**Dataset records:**
○ ○ ○ ○ ○ ○ ○
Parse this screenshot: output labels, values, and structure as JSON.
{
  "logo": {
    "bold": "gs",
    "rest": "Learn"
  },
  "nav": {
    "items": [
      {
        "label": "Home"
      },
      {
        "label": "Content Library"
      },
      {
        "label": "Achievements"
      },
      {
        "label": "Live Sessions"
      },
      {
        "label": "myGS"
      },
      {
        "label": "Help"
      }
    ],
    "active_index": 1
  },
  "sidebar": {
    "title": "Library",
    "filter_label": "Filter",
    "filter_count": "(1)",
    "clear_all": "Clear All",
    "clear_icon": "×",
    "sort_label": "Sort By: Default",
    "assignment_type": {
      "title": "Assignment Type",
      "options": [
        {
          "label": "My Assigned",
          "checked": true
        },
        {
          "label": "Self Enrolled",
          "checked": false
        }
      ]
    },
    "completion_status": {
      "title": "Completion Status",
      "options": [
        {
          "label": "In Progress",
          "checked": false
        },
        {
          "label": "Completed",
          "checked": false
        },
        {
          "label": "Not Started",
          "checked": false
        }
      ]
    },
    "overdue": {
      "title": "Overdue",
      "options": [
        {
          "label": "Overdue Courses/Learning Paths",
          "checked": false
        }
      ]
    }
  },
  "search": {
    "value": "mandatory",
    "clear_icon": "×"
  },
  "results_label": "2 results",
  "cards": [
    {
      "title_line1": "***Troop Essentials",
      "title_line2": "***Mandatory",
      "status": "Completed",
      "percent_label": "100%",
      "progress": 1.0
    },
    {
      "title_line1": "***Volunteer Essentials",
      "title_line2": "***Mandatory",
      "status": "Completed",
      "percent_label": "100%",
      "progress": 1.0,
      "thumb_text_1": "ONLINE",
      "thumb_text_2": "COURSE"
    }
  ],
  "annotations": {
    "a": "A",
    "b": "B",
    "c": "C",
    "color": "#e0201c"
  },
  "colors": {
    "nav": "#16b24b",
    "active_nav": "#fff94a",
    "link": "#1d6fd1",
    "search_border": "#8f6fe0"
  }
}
○ ○ ○ ○ ○ ○ ○
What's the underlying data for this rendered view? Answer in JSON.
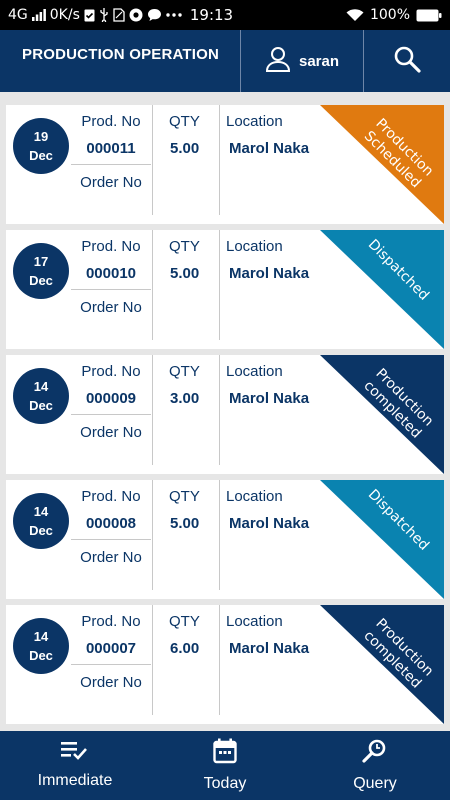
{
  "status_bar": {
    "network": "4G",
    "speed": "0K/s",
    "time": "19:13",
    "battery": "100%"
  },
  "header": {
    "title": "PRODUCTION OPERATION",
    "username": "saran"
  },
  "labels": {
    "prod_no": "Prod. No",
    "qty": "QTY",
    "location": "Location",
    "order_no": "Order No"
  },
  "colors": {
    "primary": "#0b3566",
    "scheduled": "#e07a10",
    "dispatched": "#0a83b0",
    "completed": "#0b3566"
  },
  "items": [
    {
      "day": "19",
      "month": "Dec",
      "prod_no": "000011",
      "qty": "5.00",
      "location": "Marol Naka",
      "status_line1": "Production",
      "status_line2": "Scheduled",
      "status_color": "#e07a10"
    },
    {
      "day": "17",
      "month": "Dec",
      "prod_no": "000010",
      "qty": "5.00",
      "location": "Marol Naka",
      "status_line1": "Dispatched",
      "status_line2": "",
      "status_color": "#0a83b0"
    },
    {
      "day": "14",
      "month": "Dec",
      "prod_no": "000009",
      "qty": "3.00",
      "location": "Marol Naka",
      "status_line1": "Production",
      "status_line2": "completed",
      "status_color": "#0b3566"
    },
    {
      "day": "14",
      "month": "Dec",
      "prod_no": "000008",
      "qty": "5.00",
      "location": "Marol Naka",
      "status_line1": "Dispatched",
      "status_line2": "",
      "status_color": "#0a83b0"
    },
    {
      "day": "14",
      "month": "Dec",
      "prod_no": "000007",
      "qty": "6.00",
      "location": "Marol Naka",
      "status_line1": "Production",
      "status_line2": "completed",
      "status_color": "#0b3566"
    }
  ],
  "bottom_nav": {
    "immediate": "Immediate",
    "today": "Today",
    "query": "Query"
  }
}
○ ○ ○ ○ ○ ○ ○
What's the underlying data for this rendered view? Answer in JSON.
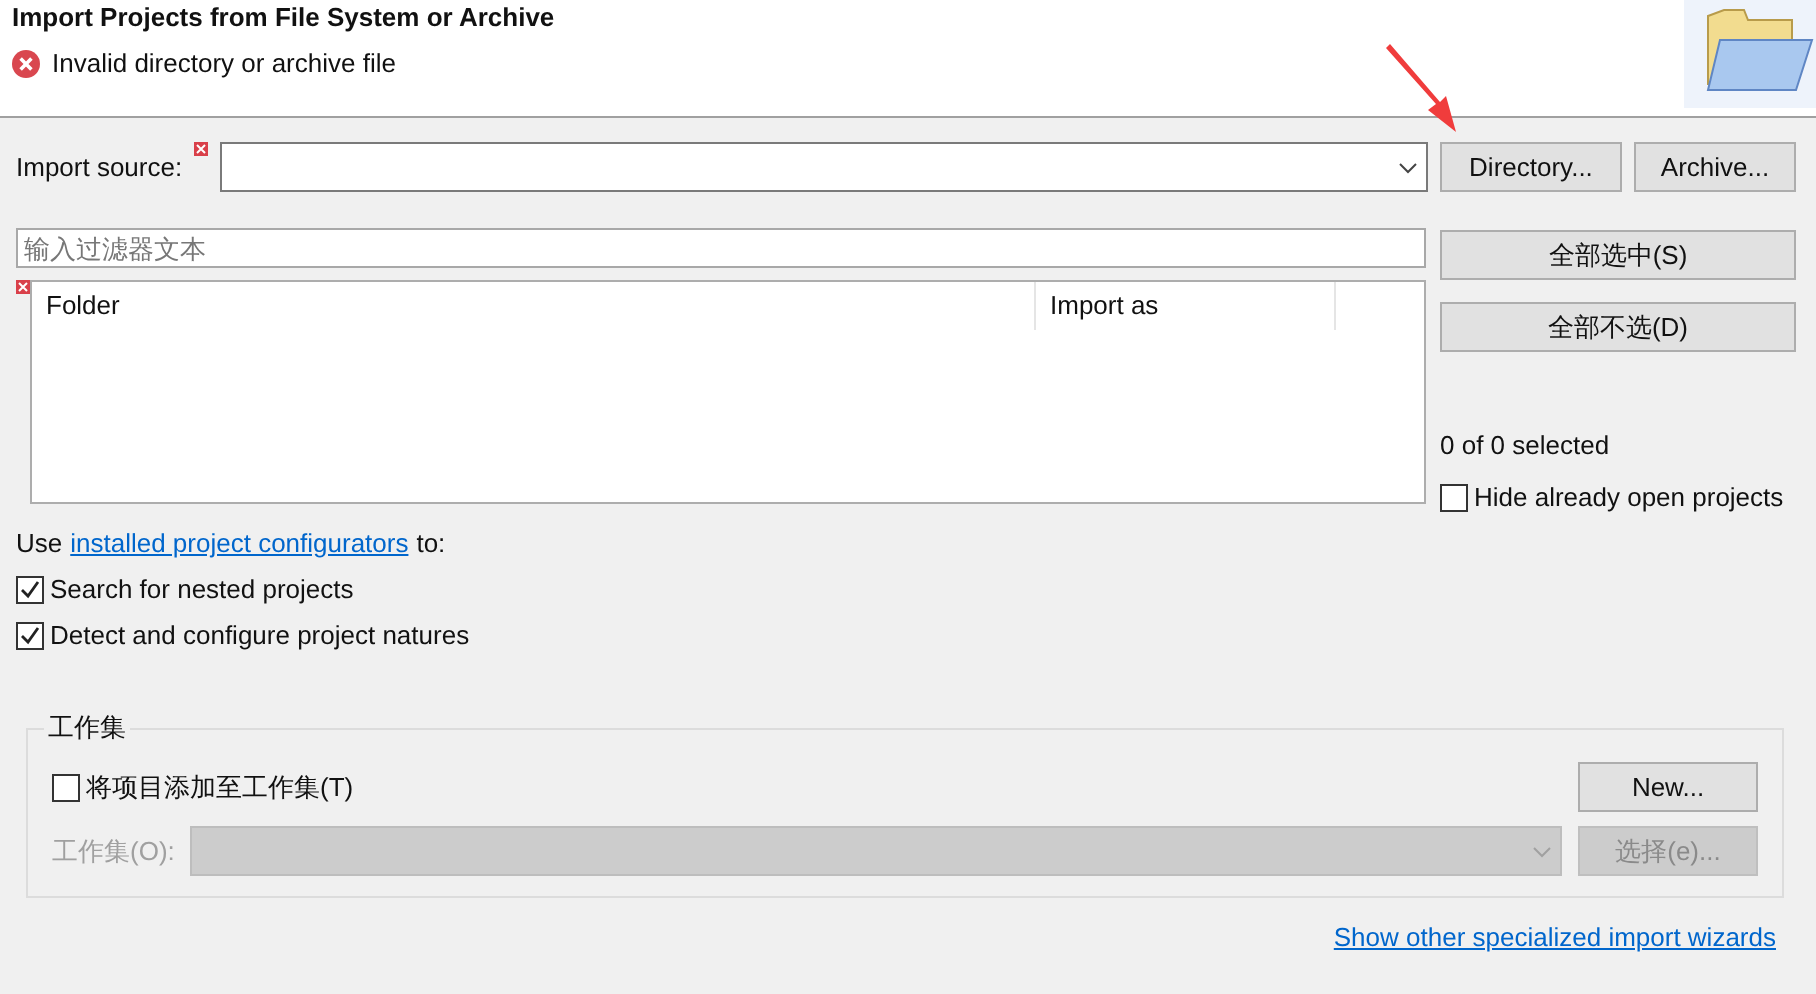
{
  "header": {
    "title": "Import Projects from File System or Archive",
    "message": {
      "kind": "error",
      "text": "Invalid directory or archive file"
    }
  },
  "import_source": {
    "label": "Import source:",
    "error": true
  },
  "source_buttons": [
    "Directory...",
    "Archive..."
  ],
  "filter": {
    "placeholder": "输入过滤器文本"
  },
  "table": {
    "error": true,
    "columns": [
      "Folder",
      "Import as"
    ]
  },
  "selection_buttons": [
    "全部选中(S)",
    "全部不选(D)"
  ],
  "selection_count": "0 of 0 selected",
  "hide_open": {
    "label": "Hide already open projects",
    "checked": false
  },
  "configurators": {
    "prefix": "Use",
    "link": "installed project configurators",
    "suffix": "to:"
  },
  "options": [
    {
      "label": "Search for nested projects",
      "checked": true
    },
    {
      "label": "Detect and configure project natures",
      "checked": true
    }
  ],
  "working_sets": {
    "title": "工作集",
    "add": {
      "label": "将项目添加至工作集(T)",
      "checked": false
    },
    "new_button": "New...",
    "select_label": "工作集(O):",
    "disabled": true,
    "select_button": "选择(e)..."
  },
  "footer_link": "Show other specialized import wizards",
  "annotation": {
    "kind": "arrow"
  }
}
○ ○ ○ ○ ○ ○ ○
**Task details:**
Check each line of the listing above for the string "true", then report only how many lines have it.

**Written reply:**
6